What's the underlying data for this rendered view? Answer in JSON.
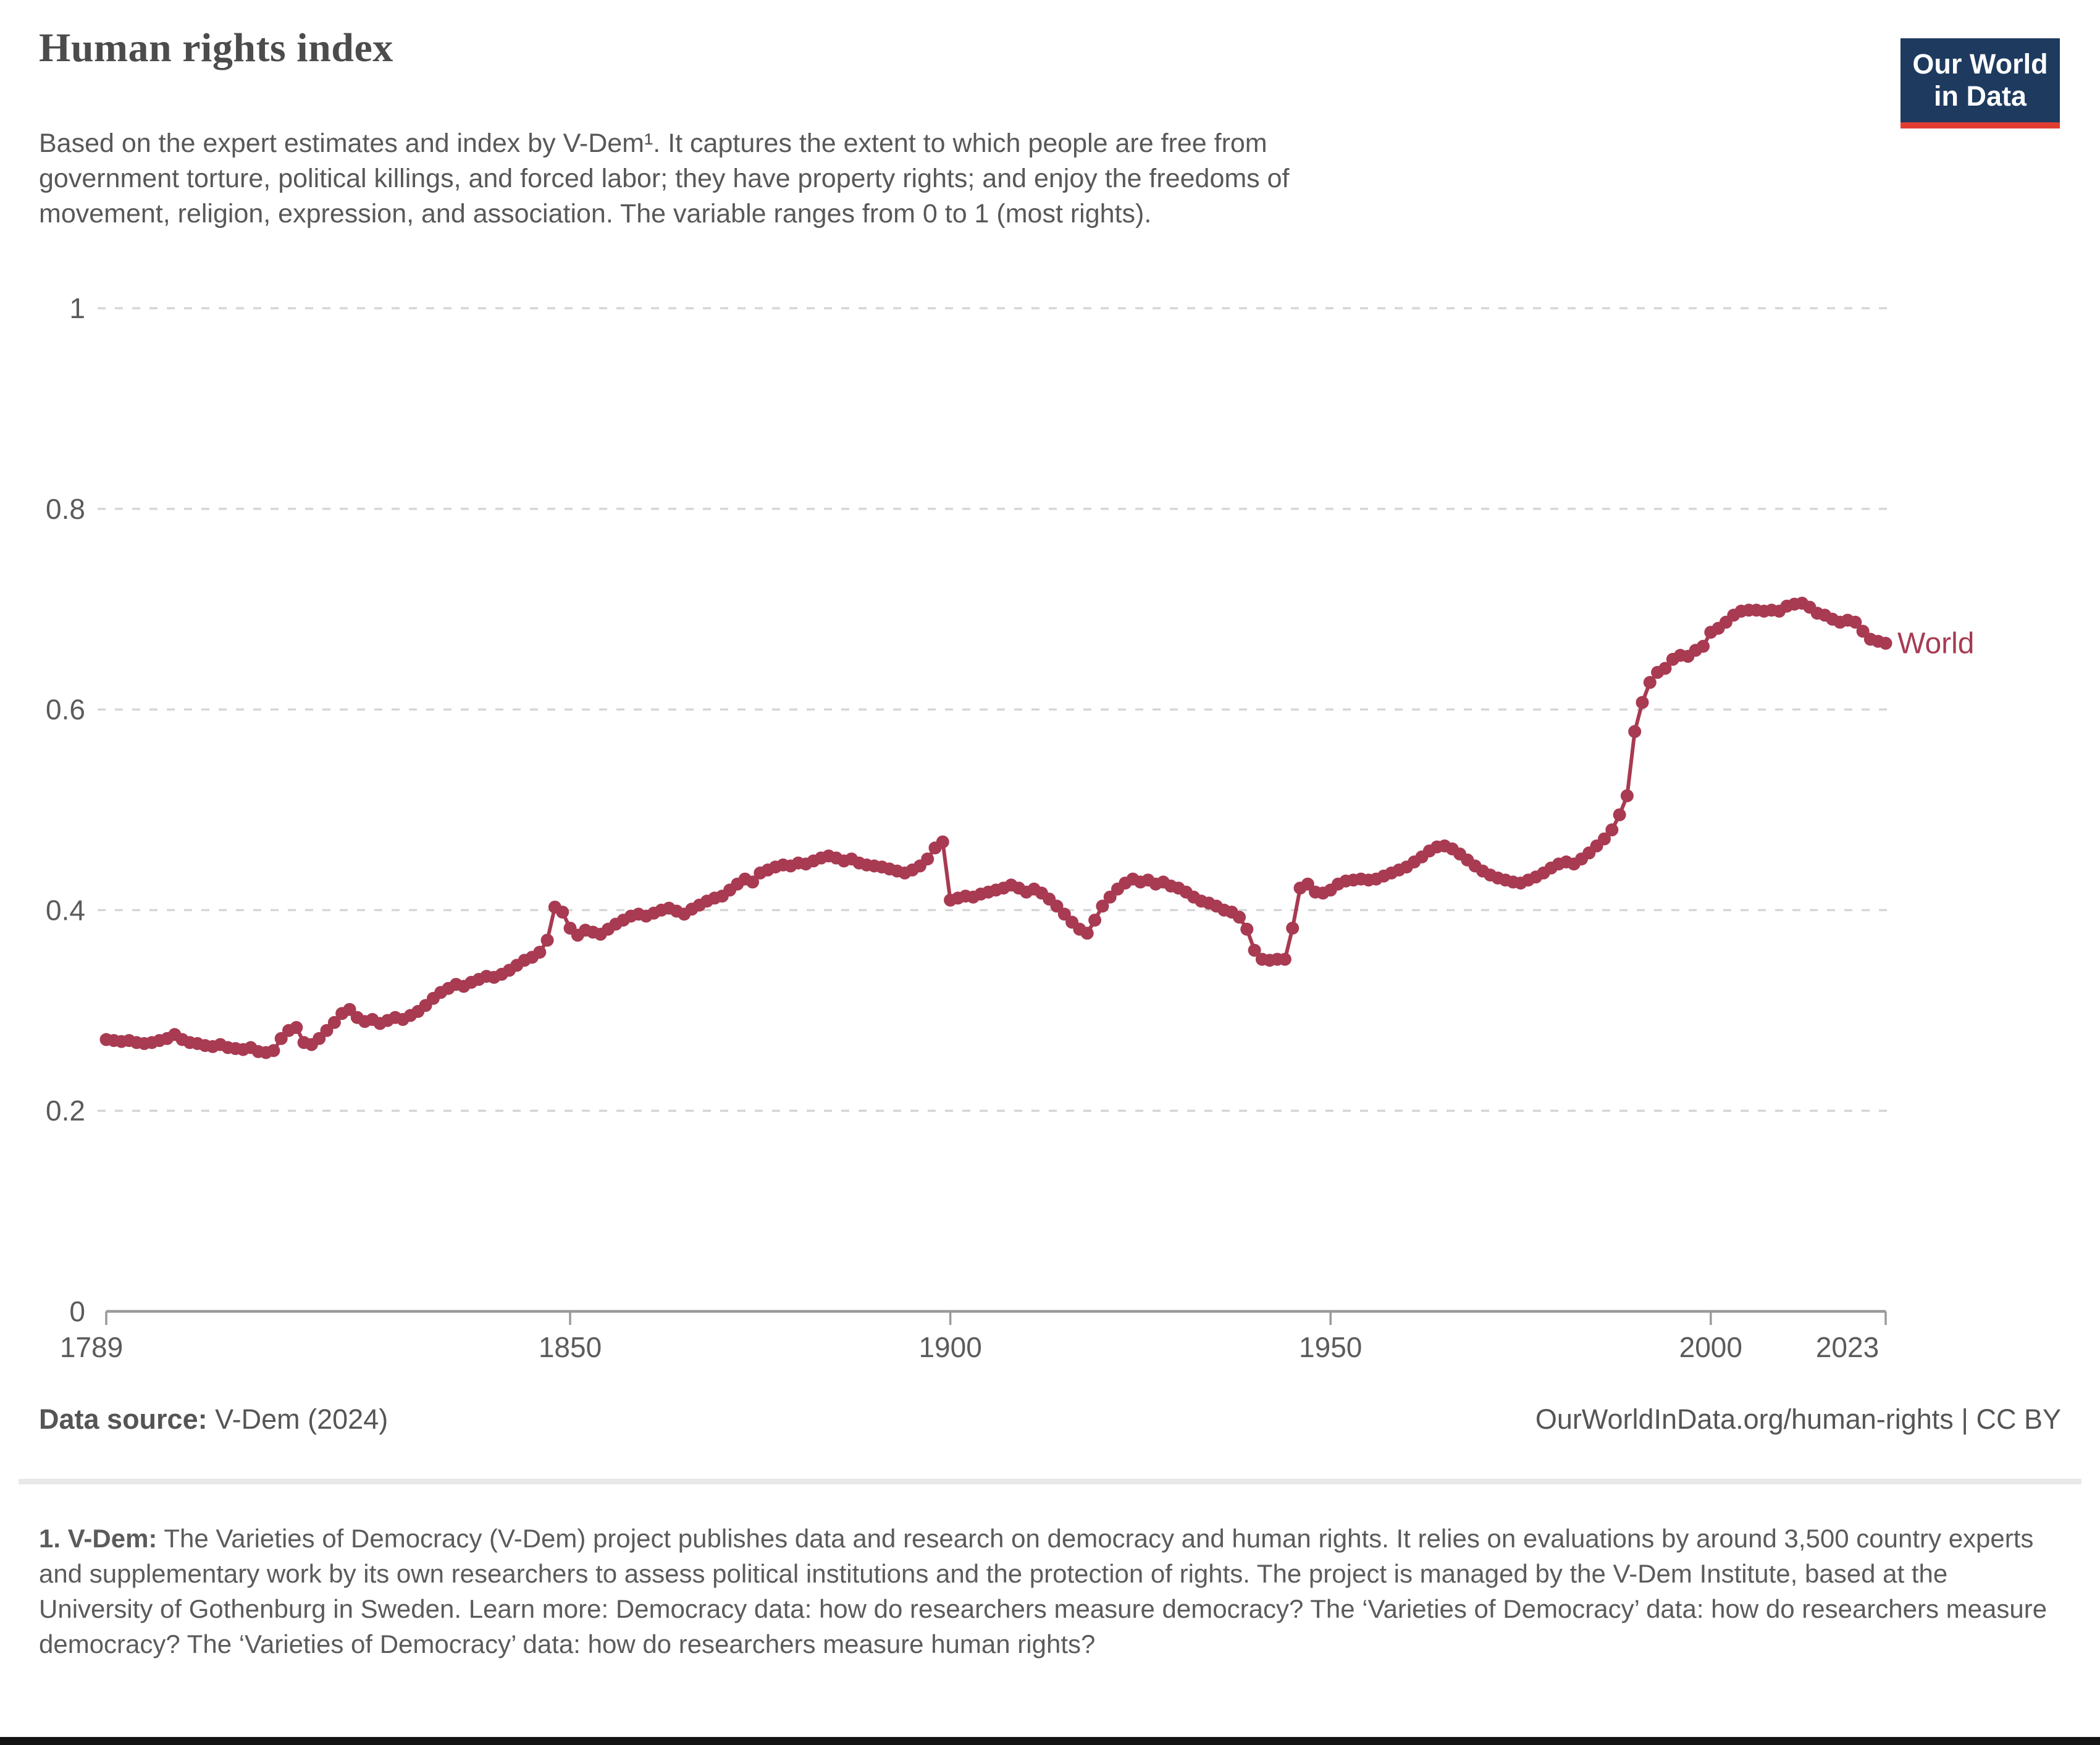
{
  "header": {
    "title": "Human rights index",
    "subtitle_lines": [
      "Based on the expert estimates and index by V-Dem¹. It captures the extent to which people are free from",
      "government torture, political killings, and forced labor; they have property rights; and enjoy the freedoms of",
      "movement, religion, expression, and association. The variable ranges from 0 to 1 (most rights)."
    ]
  },
  "logo": {
    "line1": "Our World",
    "line2": "in Data"
  },
  "chart_data": {
    "type": "line",
    "title": "Human rights index",
    "xlabel": "",
    "ylabel": "",
    "ylim": [
      0,
      1
    ],
    "xlim": [
      1789,
      2023
    ],
    "grid": true,
    "legend": "series label at right end of line",
    "series_label": "World",
    "line_color": "#a83a52",
    "x_start_year": 1789,
    "x_ticks": [
      {
        "year": 1789,
        "label": "1789",
        "dx": -24
      },
      {
        "year": 1850,
        "label": "1850",
        "dx": 0
      },
      {
        "year": 1900,
        "label": "1900",
        "dx": 0
      },
      {
        "year": 1950,
        "label": "1950",
        "dx": 0
      },
      {
        "year": 2000,
        "label": "2000",
        "dx": 0
      },
      {
        "year": 2023,
        "label": "2023",
        "dx": -62
      }
    ],
    "y_ticks": [
      {
        "value": 0,
        "label": "0"
      },
      {
        "value": 0.2,
        "label": "0.2"
      },
      {
        "value": 0.4,
        "label": "0.4"
      },
      {
        "value": 0.6,
        "label": "0.6"
      },
      {
        "value": 0.8,
        "label": "0.8"
      },
      {
        "value": 1,
        "label": "1"
      }
    ],
    "values": [
      0.271,
      0.27,
      0.269,
      0.27,
      0.268,
      0.267,
      0.268,
      0.27,
      0.272,
      0.276,
      0.271,
      0.268,
      0.267,
      0.265,
      0.264,
      0.266,
      0.263,
      0.262,
      0.261,
      0.263,
      0.259,
      0.258,
      0.26,
      0.272,
      0.28,
      0.283,
      0.268,
      0.266,
      0.272,
      0.28,
      0.288,
      0.297,
      0.301,
      0.293,
      0.289,
      0.291,
      0.287,
      0.29,
      0.293,
      0.291,
      0.295,
      0.299,
      0.305,
      0.312,
      0.318,
      0.322,
      0.326,
      0.324,
      0.328,
      0.331,
      0.334,
      0.333,
      0.336,
      0.34,
      0.345,
      0.35,
      0.353,
      0.358,
      0.37,
      0.403,
      0.398,
      0.382,
      0.375,
      0.38,
      0.378,
      0.376,
      0.381,
      0.386,
      0.39,
      0.394,
      0.396,
      0.394,
      0.397,
      0.4,
      0.402,
      0.399,
      0.396,
      0.401,
      0.405,
      0.409,
      0.412,
      0.414,
      0.42,
      0.426,
      0.431,
      0.428,
      0.437,
      0.44,
      0.443,
      0.445,
      0.444,
      0.447,
      0.446,
      0.449,
      0.452,
      0.454,
      0.452,
      0.449,
      0.451,
      0.447,
      0.445,
      0.444,
      0.443,
      0.441,
      0.439,
      0.437,
      0.44,
      0.444,
      0.451,
      0.462,
      0.468,
      0.41,
      0.412,
      0.414,
      0.413,
      0.416,
      0.418,
      0.42,
      0.422,
      0.425,
      0.422,
      0.418,
      0.421,
      0.417,
      0.411,
      0.404,
      0.396,
      0.388,
      0.381,
      0.377,
      0.39,
      0.404,
      0.413,
      0.421,
      0.427,
      0.431,
      0.428,
      0.43,
      0.426,
      0.428,
      0.424,
      0.422,
      0.418,
      0.413,
      0.409,
      0.407,
      0.404,
      0.4,
      0.398,
      0.393,
      0.381,
      0.36,
      0.351,
      0.35,
      0.351,
      0.351,
      0.382,
      0.422,
      0.426,
      0.418,
      0.417,
      0.42,
      0.426,
      0.429,
      0.43,
      0.431,
      0.43,
      0.431,
      0.434,
      0.437,
      0.44,
      0.443,
      0.448,
      0.453,
      0.459,
      0.463,
      0.464,
      0.461,
      0.456,
      0.45,
      0.444,
      0.439,
      0.435,
      0.432,
      0.43,
      0.428,
      0.427,
      0.43,
      0.433,
      0.437,
      0.442,
      0.446,
      0.448,
      0.446,
      0.451,
      0.457,
      0.464,
      0.471,
      0.48,
      0.495,
      0.514,
      0.578,
      0.607,
      0.627,
      0.637,
      0.641,
      0.65,
      0.654,
      0.653,
      0.659,
      0.663,
      0.677,
      0.681,
      0.687,
      0.694,
      0.698,
      0.699,
      0.699,
      0.698,
      0.699,
      0.698,
      0.703,
      0.705,
      0.706,
      0.702,
      0.696,
      0.694,
      0.69,
      0.687,
      0.689,
      0.687,
      0.678,
      0.67,
      0.668,
      0.666
    ]
  },
  "footer": {
    "source_label": "Data source:",
    "source_value": " V-Dem (2024)",
    "right_text": "OurWorldInData.org/human-rights | CC BY"
  },
  "note": {
    "label": "1. V-Dem:",
    "body": " The Varieties of Democracy (V-Dem) project publishes data and research on democracy and human rights. It relies on evaluations by around 3,500 country experts and supplementary work by its own researchers to assess political institutions and the protection of rights. The project is managed by the V-Dem Institute, based at the University of Gothenburg in Sweden. Learn more: Democracy data: how do researchers measure democracy? The ‘Varieties of Democracy’ data: how do researchers measure democracy? The ‘Varieties of Democracy’ data: how do researchers measure human rights?"
  }
}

■ **Exercise aim**: Work out how many lines above contain the word "political". Give only the number.

■ **Result**: 2